> _WHAT TO WORK ON_: Which lines in the material below contain the word "TiCl"? Copy each of them.
☆ ☆ ☆
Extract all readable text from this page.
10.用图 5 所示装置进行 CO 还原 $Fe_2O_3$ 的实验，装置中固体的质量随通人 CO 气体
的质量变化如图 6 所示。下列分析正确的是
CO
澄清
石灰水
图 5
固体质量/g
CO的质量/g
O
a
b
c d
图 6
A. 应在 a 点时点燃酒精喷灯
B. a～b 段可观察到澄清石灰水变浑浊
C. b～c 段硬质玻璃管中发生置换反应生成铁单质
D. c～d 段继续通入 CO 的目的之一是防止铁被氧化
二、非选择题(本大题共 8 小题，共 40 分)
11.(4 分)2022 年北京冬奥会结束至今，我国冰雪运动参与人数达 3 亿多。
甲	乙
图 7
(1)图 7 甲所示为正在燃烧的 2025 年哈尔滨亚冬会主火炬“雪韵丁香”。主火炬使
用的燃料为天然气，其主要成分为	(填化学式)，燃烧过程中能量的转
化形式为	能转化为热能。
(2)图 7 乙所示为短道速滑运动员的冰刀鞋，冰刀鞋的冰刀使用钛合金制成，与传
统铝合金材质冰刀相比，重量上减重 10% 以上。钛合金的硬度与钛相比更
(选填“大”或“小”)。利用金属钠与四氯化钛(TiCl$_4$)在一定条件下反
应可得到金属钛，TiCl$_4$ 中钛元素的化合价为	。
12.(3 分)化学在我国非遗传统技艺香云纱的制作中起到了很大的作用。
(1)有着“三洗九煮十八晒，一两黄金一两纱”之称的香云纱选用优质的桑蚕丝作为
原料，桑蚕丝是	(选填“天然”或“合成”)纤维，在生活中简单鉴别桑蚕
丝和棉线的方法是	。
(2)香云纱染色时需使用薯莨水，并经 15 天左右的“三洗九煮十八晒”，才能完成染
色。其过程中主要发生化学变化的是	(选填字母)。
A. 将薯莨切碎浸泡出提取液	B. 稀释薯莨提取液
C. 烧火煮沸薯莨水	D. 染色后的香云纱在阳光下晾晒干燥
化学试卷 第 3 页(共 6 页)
☆ ☆ ☆
> _COMPLETED EXERCISE_:
(选填“大”或“小”)。利用金属钠与四氯化钛(TiCl$_4$)在一定条件下反
应可得到金属钛，TiCl$_4$ 中钛元素的化合价为	。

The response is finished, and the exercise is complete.